Reproduce all the lines exactly as they stand, apart from the pictures.

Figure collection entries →
######

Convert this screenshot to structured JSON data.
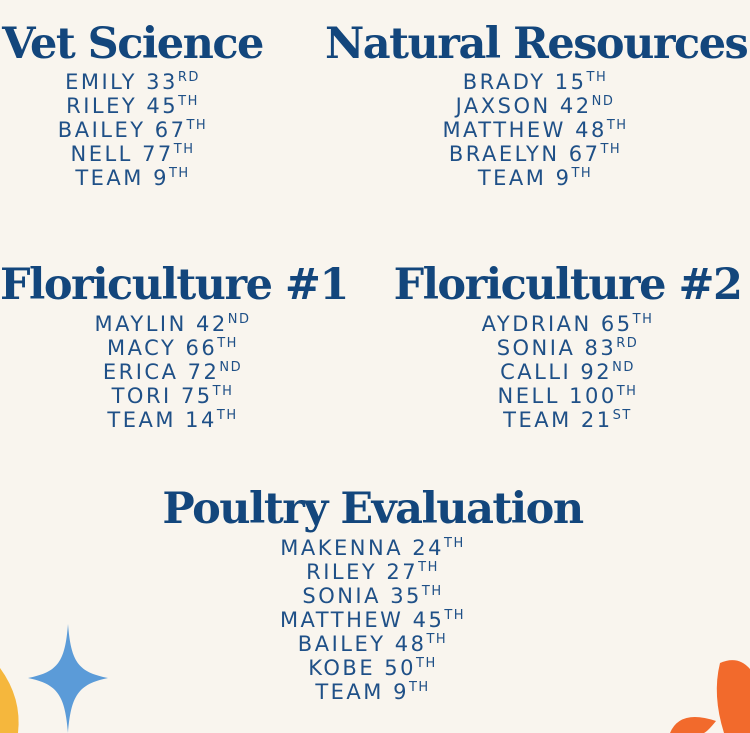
{
  "sections": [
    {
      "title": "Vet Science",
      "entries": [
        {
          "name": "EMILY",
          "place": "33",
          "suffix": "RD"
        },
        {
          "name": "RILEY",
          "place": "45",
          "suffix": "TH"
        },
        {
          "name": "BAILEY",
          "place": "67",
          "suffix": "TH"
        },
        {
          "name": "NELL",
          "place": "77",
          "suffix": "TH"
        },
        {
          "name": "TEAM",
          "place": "9",
          "suffix": "TH"
        }
      ]
    },
    {
      "title": "Natural Resources",
      "entries": [
        {
          "name": "BRADY",
          "place": "15",
          "suffix": "TH"
        },
        {
          "name": "JAXSON",
          "place": "42",
          "suffix": "ND"
        },
        {
          "name": "MATTHEW",
          "place": "48",
          "suffix": "TH"
        },
        {
          "name": "BRAELYN",
          "place": "67",
          "suffix": "TH"
        },
        {
          "name": "TEAM",
          "place": "9",
          "suffix": "TH"
        }
      ]
    },
    {
      "title": "Floriculture #1",
      "entries": [
        {
          "name": "MAYLIN",
          "place": "42",
          "suffix": "ND"
        },
        {
          "name": "MACY",
          "place": "66",
          "suffix": "TH"
        },
        {
          "name": "ERICA",
          "place": "72",
          "suffix": "ND"
        },
        {
          "name": "TORI",
          "place": "75",
          "suffix": "TH"
        },
        {
          "name": "TEAM",
          "place": "14",
          "suffix": "TH"
        }
      ]
    },
    {
      "title": "Floriculture #2",
      "entries": [
        {
          "name": "AYDRIAN",
          "place": "65",
          "suffix": "TH"
        },
        {
          "name": "SONIA",
          "place": "83",
          "suffix": "RD"
        },
        {
          "name": "CALLI",
          "place": "92",
          "suffix": "ND"
        },
        {
          "name": "NELL",
          "place": "100",
          "suffix": "TH"
        },
        {
          "name": "TEAM",
          "place": "21",
          "suffix": "ST"
        }
      ]
    },
    {
      "title": "Poultry Evaluation",
      "entries": [
        {
          "name": "MAKENNA",
          "place": "24",
          "suffix": "TH"
        },
        {
          "name": "RILEY",
          "place": "27",
          "suffix": "TH"
        },
        {
          "name": "SONIA",
          "place": "35",
          "suffix": "TH"
        },
        {
          "name": "MATTHEW",
          "place": "45",
          "suffix": "TH"
        },
        {
          "name": "BAILEY",
          "place": "48",
          "suffix": "TH"
        },
        {
          "name": "KOBE",
          "place": "50",
          "suffix": "TH"
        },
        {
          "name": "TEAM",
          "place": "9",
          "suffix": "TH"
        }
      ]
    }
  ],
  "colors": {
    "background": "#f9f5ee",
    "heading": "#13467c",
    "text": "#1f5087",
    "sparkle": "#5b9bd8",
    "flower": "#f26a2c",
    "accent_yellow": "#f5b73d"
  },
  "decorations": [
    "sparkle-icon",
    "flower-petals-icon",
    "yellow-leaf-icon"
  ]
}
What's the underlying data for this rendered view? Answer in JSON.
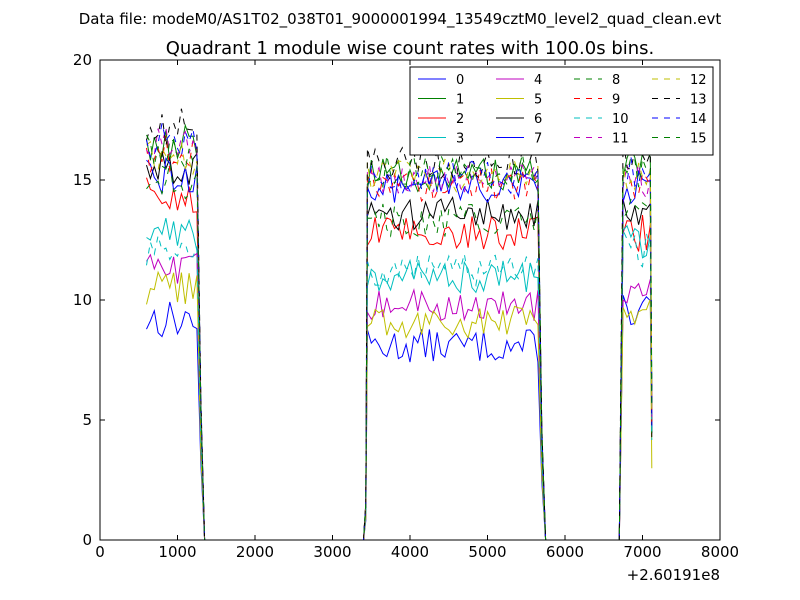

######

Result →
Convert this screenshot to structured JSON data.
{
  "sections": [
    {
      "title": "Vet Science",
      "entries": [
        {
          "name": "EMILY",
          "place": "33",
          "suffix": "RD"
        },
        {
          "name": "RILEY",
          "place": "45",
          "suffix": "TH"
        },
        {
          "name": "BAILEY",
          "place": "67",
          "suffix": "TH"
        },
        {
          "name": "NELL",
          "place": "77",
          "suffix": "TH"
        },
        {
          "name": "TEAM",
          "place": "9",
          "suffix": "TH"
        }
      ]
    },
    {
      "title": "Natural Resources",
      "entries": [
        {
          "name": "BRADY",
          "place": "15",
          "suffix": "TH"
        },
        {
          "name": "JAXSON",
          "place": "42",
          "suffix": "ND"
        },
        {
          "name": "MATTHEW",
          "place": "48",
          "suffix": "TH"
        },
        {
          "name": "BRAELYN",
          "place": "67",
          "suffix": "TH"
        },
        {
          "name": "TEAM",
          "place": "9",
          "suffix": "TH"
        }
      ]
    },
    {
      "title": "Floriculture #1",
      "entries": [
        {
          "name": "MAYLIN",
          "place": "42",
          "suffix": "ND"
        },
        {
          "name": "MACY",
          "place": "66",
          "suffix": "TH"
        },
        {
          "name": "ERICA",
          "place": "72",
          "suffix": "ND"
        },
        {
          "name": "TORI",
          "place": "75",
          "suffix": "TH"
        },
        {
          "name": "TEAM",
          "place": "14",
          "suffix": "TH"
        }
      ]
    },
    {
      "title": "Floriculture #2",
      "entries": [
        {
          "name": "AYDRIAN",
          "place": "65",
          "suffix": "TH"
        },
        {
          "name": "SONIA",
          "place": "83",
          "suffix": "RD"
        },
        {
          "name": "CALLI",
          "place": "92",
          "suffix": "ND"
        },
        {
          "name": "NELL",
          "place": "100",
          "suffix": "TH"
        },
        {
          "name": "TEAM",
          "place": "21",
          "suffix": "ST"
        }
      ]
    },
    {
      "title": "Poultry Evaluation",
      "entries": [
        {
          "name": "MAKENNA",
          "place": "24",
          "suffix": "TH"
        },
        {
          "name": "RILEY",
          "place": "27",
          "suffix": "TH"
        },
        {
          "name": "SONIA",
          "place": "35",
          "suffix": "TH"
        },
        {
          "name": "MATTHEW",
          "place": "45",
          "suffix": "TH"
        },
        {
          "name": "BAILEY",
          "place": "48",
          "suffix": "TH"
        },
        {
          "name": "KOBE",
          "place": "50",
          "suffix": "TH"
        },
        {
          "name": "TEAM",
          "place": "9",
          "suffix": "TH"
        }
      ]
    }
  ],
  "colors": {
    "background": "#f9f5ee",
    "heading": "#13467c",
    "text": "#1f5087",
    "sparkle": "#5b9bd8",
    "flower": "#f26a2c",
    "accent_yellow": "#f5b73d"
  },
  "decorations": [
    "sparkle-icon",
    "flower-petals-icon",
    "yellow-leaf-icon"
  ]
}
What's the underlying data for this rendered view? Answer in JSON.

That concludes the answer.